Request. Please transcribe the records exactly, starting at their first line and ending at the line that contains "legend-entry: 3x3, TXOP=3ms", with both of those lines included.

─── Entries supplied ───

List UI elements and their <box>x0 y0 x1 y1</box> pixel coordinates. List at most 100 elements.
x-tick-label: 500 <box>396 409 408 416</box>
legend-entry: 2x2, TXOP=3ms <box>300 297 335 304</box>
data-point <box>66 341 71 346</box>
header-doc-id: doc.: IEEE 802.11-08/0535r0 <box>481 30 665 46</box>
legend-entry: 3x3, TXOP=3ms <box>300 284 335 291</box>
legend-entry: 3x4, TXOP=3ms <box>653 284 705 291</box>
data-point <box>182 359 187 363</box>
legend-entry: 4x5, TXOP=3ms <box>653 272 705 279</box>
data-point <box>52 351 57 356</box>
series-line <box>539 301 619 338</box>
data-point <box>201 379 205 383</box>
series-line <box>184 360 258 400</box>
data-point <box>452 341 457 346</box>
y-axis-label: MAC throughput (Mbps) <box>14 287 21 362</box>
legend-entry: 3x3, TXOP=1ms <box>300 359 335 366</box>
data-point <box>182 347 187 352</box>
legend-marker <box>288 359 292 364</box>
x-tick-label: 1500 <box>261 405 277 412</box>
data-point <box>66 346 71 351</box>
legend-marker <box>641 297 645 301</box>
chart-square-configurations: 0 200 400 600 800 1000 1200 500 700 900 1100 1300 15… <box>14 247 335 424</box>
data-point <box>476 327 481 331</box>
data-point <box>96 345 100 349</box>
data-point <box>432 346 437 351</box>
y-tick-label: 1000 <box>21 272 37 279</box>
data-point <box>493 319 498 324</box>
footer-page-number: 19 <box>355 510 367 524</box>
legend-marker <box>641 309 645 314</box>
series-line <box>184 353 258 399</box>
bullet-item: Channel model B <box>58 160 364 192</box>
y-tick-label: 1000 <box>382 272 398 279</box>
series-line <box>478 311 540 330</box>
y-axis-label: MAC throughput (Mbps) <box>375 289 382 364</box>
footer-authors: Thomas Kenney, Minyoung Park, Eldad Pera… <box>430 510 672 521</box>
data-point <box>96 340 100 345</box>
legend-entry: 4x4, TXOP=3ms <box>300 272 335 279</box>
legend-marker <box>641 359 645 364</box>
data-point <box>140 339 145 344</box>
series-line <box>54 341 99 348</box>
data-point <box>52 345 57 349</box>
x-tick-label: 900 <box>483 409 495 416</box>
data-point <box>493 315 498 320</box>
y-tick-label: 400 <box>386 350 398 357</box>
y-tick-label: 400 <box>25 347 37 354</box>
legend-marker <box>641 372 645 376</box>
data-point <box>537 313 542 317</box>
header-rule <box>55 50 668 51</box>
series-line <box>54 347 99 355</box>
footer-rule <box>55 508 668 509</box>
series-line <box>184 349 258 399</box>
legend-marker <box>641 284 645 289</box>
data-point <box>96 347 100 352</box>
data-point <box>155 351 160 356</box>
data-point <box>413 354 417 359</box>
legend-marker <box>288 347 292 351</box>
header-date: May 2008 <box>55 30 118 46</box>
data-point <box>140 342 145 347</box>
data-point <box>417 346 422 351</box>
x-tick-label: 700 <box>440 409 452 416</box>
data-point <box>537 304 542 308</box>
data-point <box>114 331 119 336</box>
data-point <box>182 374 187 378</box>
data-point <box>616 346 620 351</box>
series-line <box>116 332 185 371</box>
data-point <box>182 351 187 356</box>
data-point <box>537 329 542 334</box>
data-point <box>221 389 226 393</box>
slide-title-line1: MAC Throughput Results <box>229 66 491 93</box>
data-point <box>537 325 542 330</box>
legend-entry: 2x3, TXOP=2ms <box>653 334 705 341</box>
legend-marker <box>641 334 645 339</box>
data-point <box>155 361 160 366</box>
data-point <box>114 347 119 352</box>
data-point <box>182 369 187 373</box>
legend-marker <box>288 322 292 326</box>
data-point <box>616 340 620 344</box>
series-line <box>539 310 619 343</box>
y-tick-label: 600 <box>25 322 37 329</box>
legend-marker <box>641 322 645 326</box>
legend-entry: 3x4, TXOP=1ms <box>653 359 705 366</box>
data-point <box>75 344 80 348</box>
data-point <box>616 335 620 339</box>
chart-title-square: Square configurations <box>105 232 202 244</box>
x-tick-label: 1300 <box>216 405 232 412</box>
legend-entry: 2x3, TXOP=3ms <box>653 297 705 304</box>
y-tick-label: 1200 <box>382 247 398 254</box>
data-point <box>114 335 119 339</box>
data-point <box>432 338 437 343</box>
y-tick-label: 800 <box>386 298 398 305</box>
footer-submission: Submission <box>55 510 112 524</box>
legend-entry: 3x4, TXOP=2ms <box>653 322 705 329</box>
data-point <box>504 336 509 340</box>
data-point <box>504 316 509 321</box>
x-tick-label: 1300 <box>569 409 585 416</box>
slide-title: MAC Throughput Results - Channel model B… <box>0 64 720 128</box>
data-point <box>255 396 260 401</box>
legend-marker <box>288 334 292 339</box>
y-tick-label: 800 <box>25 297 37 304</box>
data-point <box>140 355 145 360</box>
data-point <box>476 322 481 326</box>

───

Full solution.
List UI elements and their <box>x0 y0 x1 y1</box> pixel coordinates. List at most 100 elements.
x-tick-label: 500 <box>396 409 408 416</box>
legend-entry: 2x2, TXOP=3ms <box>300 297 335 304</box>
data-point <box>66 341 71 346</box>
header-doc-id: doc.: IEEE 802.11-08/0535r0 <box>481 30 665 46</box>
legend-entry: 3x3, TXOP=3ms <box>300 284 335 291</box>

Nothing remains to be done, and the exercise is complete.